Copy out every line in the entries below that contains the word "STATUS".
## begin
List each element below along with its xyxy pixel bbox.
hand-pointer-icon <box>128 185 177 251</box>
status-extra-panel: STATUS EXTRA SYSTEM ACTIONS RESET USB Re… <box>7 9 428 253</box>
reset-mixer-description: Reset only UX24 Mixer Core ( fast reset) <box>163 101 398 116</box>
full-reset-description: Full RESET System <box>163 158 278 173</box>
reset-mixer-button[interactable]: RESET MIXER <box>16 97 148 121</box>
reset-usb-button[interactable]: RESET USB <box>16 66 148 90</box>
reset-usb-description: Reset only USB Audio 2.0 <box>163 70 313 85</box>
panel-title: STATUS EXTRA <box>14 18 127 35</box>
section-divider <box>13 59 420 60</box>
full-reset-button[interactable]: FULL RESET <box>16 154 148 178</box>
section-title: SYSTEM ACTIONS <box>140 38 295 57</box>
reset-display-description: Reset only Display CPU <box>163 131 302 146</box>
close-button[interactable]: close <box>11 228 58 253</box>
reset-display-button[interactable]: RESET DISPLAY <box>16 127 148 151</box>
## end
**Full solution**
status-extra-panel: STATUS EXTRA SYSTEM ACTIONS RESET USB Re… <box>7 9 428 253</box>
panel-title: STATUS EXTRA <box>14 18 127 35</box>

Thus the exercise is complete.